### LISTED RECORDS

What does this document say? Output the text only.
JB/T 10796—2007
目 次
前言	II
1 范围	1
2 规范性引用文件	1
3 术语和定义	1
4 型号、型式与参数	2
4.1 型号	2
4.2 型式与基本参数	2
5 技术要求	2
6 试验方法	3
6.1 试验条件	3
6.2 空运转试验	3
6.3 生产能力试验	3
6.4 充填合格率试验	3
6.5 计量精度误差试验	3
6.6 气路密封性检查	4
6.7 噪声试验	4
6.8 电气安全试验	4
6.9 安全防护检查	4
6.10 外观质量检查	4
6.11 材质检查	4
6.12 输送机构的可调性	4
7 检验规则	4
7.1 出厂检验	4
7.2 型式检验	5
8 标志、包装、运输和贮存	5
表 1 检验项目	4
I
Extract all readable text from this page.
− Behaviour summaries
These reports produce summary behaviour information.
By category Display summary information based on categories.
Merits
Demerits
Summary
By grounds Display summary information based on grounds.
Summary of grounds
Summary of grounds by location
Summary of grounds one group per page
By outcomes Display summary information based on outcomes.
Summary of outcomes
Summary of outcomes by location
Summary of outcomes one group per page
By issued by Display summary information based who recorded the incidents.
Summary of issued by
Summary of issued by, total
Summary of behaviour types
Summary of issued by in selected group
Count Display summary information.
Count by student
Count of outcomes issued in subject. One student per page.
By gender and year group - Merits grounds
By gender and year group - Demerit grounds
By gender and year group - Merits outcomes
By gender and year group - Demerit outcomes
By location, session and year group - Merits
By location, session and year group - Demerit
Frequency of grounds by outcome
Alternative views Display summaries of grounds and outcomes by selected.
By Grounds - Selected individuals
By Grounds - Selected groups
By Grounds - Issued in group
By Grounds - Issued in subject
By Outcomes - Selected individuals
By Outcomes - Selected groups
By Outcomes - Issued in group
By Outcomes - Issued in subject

######

EXERCISE: Return each entry from the material above exactly as it appears.

FINAL RESULT:
What does this document say? Output the text only.
JB/T 10796—2007
目 次
前言	II
1 范围	1
2 规范性引用文件	1
3 术语和定义	1
4 型号、型式与参数	2
4.1 型号	2
4.2 型式与基本参数	2
5 技术要求	2
6 试验方法	3
6.1 试验条件	3
6.2 空运转试验	3
6.3 生产能力试验	3
6.4 充填合格率试验	3
6.5 计量精度误差试验	3
6.6 气路密封性检查	4
6.7 噪声试验	4
6.8 电气安全试验	4
6.9 安全防护检查	4
6.10 外观质量检查	4
6.11 材质检查	4
6.12 输送机构的可调性	4
7 检验规则	4
7.1 出厂检验	4
7.2 型式检验	5
8 标志、包装、运输和贮存	5
表 1 检验项目	4
I
Extract all readable text from this page.
− Behaviour summaries
These reports produce summary behaviour information.
By category Display summary information based on categories.
Merits
Demerits
Summary
By grounds Display summary information based on grounds.
Summary of grounds
Summary of grounds by location
Summary of grounds one group per page
By outcomes Display summary information based on outcomes.
Summary of outcomes
Summary of outcomes by location
Summary of outcomes one group per page
By issued by Display summary information based who recorded the incidents.
Summary of issued by
Summary of issued by, total
Summary of behaviour types
Summary of issued by in selected group
Count Display summary information.
Count by student
Count of outcomes issued in subject. One student per page.
By gender and year group - Merits grounds
By gender and year group - Demerit grounds
By gender and year group - Merits outcomes
By gender and year group - Demerit outcomes
By location, session and year group - Merits
By location, session and year group - Demerit
Frequency of grounds by outcome
Alternative views Display summaries of grounds and outcomes by selected.
By Grounds - Selected individuals
By Grounds - Selected groups
By Grounds - Issued in group
By Grounds - Issued in subject
By Outcomes - Selected individuals
By Outcomes - Selected groups
By Outcomes - Issued in group
By Outcomes - Issued in subject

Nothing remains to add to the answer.